> **GIVEN TASK**
Show every line in the records below that contains the word "Wookiee".

> **DATA FOR PROCESSING**
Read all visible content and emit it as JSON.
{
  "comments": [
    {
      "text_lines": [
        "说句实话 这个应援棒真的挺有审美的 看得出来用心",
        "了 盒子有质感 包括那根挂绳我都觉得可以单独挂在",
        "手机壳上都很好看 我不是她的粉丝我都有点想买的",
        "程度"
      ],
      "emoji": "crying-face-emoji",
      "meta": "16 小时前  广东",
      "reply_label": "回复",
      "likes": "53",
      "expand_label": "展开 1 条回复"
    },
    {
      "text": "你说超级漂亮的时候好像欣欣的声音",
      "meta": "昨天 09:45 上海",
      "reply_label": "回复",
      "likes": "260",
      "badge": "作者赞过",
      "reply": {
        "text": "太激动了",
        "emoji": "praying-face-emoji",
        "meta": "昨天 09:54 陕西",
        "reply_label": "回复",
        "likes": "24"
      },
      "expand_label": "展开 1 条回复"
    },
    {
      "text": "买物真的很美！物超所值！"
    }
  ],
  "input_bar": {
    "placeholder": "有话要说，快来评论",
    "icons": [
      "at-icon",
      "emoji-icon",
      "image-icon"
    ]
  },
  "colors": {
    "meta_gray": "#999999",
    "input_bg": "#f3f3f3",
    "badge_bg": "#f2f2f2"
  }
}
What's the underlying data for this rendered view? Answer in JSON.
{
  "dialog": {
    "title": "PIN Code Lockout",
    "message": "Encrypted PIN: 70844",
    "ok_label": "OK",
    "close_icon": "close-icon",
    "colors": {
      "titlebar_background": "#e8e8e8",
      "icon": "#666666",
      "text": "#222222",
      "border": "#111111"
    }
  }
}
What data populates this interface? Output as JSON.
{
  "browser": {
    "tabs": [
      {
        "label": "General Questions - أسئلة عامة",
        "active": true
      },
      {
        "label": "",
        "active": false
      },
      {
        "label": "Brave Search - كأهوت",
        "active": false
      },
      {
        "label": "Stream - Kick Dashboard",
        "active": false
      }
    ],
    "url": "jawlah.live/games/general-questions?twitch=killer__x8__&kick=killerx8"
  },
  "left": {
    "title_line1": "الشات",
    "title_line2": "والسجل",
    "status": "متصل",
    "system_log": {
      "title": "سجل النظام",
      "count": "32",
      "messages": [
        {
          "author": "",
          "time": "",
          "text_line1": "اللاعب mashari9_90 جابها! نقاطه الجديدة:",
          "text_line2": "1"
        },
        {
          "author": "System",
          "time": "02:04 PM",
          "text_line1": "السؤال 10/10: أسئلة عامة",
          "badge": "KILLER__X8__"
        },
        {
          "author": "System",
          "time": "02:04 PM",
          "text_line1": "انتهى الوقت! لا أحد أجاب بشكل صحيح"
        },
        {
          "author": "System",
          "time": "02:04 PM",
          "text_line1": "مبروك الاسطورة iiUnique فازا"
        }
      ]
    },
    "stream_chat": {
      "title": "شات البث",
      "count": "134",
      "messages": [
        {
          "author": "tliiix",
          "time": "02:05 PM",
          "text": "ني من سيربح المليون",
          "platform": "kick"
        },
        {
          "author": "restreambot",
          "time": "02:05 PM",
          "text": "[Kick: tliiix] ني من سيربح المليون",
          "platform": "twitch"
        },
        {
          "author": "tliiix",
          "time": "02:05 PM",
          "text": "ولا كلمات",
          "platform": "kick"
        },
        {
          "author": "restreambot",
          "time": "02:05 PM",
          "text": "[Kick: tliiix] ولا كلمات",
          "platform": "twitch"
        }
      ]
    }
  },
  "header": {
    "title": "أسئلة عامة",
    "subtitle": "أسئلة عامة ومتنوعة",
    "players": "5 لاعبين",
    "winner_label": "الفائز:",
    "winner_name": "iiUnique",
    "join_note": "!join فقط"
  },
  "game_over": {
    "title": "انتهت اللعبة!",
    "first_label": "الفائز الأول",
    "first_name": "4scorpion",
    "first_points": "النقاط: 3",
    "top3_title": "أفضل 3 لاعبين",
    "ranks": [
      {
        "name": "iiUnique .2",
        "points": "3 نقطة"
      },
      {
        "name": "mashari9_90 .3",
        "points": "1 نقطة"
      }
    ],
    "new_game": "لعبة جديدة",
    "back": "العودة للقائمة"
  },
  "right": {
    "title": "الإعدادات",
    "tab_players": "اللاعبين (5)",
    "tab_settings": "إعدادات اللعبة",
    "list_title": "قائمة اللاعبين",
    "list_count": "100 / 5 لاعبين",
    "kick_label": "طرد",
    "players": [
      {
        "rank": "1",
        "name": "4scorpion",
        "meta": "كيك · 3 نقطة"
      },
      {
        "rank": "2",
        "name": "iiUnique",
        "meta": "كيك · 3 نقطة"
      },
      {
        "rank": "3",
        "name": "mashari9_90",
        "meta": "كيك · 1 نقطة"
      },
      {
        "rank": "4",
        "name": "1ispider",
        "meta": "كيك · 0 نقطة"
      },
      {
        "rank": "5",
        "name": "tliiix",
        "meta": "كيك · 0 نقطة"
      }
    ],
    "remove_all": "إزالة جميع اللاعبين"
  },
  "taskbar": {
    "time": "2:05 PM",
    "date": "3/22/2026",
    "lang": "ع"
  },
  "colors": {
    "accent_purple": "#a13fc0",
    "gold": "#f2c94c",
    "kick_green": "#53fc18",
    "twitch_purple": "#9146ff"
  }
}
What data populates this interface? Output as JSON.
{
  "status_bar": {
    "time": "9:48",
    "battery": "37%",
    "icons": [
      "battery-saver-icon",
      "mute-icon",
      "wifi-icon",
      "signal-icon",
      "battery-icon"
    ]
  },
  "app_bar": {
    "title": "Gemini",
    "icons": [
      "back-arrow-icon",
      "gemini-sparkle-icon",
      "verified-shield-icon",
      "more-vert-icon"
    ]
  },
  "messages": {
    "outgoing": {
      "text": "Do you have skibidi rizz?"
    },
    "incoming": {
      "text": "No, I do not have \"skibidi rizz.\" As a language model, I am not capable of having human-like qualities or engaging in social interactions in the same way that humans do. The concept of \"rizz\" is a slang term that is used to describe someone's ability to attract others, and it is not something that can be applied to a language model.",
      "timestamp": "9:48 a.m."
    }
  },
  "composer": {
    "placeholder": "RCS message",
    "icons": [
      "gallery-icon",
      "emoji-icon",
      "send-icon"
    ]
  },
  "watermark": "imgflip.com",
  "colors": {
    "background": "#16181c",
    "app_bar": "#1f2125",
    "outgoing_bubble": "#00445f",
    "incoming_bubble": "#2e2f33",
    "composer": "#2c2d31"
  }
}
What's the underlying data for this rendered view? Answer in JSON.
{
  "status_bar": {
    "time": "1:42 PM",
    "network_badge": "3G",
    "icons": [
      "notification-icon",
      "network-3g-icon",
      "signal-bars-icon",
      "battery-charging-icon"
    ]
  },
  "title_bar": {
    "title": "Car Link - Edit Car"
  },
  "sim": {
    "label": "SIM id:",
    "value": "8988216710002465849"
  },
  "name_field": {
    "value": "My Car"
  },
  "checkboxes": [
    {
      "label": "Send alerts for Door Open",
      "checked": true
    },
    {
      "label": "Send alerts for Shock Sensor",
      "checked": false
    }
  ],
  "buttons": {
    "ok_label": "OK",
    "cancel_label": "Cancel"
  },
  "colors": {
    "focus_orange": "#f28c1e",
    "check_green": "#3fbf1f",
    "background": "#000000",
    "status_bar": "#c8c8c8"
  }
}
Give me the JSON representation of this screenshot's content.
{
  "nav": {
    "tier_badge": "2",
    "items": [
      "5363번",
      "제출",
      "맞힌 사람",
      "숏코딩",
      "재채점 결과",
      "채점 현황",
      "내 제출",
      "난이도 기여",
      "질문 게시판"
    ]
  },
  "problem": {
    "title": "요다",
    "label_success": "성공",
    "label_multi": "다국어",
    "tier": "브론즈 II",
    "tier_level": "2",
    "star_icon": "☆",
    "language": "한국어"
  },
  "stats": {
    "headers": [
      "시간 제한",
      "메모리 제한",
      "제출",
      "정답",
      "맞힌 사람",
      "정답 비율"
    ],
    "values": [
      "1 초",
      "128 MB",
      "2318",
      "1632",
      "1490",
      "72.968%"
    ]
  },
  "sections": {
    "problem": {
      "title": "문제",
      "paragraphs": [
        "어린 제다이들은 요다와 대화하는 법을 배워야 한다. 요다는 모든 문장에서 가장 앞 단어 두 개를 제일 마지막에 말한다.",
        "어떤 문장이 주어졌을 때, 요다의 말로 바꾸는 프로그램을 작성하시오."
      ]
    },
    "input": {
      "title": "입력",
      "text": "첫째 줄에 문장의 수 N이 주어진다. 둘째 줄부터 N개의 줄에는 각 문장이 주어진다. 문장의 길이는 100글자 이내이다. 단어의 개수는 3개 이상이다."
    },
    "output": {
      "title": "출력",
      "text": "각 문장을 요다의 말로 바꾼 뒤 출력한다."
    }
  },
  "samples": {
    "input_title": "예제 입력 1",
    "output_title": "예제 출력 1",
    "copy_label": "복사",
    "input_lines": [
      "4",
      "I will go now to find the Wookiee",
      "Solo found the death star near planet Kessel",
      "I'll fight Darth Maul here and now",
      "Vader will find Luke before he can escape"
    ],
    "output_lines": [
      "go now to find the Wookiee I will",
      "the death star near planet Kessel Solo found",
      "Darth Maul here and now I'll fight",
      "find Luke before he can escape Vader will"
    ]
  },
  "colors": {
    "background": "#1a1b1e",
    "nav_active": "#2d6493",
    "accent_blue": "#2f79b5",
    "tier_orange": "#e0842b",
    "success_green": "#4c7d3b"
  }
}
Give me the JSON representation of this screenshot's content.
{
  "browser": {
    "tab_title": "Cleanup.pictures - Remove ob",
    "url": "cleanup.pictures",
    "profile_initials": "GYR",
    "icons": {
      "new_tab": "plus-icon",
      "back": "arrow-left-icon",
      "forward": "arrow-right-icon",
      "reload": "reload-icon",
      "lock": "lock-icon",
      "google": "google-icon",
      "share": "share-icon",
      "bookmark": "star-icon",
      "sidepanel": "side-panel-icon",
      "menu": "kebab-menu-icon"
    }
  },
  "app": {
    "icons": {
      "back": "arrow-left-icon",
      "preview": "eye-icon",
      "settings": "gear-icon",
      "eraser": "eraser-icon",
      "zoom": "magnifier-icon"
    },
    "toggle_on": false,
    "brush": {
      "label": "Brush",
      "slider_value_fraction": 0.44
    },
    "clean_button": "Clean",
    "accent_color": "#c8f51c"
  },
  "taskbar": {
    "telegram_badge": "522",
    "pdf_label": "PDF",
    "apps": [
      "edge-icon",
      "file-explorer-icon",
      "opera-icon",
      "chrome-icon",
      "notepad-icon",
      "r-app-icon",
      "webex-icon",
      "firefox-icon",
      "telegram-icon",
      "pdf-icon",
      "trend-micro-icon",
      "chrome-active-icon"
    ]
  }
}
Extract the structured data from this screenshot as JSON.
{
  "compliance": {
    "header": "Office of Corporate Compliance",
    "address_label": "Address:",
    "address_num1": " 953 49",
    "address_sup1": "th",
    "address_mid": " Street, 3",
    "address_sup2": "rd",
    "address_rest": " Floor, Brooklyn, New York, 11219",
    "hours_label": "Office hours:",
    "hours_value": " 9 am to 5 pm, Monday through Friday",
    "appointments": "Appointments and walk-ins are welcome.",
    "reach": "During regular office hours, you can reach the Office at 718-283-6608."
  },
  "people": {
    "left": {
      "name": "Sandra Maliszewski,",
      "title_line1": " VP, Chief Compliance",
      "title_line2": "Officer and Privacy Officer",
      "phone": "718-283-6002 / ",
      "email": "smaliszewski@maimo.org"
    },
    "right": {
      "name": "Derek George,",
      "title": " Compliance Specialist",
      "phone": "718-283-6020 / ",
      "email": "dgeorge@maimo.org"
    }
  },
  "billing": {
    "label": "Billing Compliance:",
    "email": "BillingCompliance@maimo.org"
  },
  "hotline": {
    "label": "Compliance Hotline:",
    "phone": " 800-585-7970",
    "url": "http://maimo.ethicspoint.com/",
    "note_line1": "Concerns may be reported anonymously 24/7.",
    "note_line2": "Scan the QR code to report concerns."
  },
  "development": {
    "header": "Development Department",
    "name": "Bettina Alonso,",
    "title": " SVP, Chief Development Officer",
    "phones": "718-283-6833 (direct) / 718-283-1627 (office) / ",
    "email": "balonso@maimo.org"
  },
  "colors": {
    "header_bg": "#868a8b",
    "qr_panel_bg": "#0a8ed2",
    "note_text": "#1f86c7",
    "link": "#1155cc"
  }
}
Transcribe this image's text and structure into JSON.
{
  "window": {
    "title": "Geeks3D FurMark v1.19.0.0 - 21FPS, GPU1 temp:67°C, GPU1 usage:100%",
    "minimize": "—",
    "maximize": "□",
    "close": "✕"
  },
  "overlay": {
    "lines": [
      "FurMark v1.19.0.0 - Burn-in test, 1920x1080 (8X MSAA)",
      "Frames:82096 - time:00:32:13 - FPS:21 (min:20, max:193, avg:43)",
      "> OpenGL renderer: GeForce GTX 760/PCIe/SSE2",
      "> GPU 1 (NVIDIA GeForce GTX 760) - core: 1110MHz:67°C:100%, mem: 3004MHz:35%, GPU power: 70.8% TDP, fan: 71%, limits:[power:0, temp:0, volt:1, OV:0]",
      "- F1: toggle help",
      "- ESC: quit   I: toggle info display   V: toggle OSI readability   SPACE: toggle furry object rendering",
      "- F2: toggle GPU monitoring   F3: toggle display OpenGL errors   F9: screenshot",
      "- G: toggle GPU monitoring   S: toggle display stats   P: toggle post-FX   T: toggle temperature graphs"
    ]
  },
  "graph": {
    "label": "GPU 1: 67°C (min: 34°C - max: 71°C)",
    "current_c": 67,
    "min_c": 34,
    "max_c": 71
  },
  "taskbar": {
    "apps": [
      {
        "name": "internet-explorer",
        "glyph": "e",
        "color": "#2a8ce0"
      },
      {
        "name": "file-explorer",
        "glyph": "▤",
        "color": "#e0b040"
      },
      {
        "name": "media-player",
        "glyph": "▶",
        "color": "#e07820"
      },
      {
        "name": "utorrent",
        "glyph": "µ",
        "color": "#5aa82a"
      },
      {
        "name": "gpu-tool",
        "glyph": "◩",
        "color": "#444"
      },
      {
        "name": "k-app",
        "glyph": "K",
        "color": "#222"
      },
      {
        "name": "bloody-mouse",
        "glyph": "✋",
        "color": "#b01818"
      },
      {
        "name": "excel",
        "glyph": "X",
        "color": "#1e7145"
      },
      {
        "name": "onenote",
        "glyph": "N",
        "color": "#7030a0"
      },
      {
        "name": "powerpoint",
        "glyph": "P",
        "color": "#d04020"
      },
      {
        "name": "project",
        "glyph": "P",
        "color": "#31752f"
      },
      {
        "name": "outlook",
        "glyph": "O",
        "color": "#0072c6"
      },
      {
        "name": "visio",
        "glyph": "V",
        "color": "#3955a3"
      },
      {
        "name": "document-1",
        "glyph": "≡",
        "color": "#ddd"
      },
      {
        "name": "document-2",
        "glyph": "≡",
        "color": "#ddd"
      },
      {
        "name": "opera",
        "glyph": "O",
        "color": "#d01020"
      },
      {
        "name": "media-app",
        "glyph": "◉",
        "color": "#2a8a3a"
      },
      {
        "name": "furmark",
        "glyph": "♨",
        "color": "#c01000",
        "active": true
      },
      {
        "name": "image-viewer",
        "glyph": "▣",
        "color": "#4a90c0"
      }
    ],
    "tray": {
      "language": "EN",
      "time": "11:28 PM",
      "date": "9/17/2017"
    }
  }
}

> **RESULT OF THIS TASK**
      "I will go now to find the Wookiee",
      "go now to find the Wookiee I will",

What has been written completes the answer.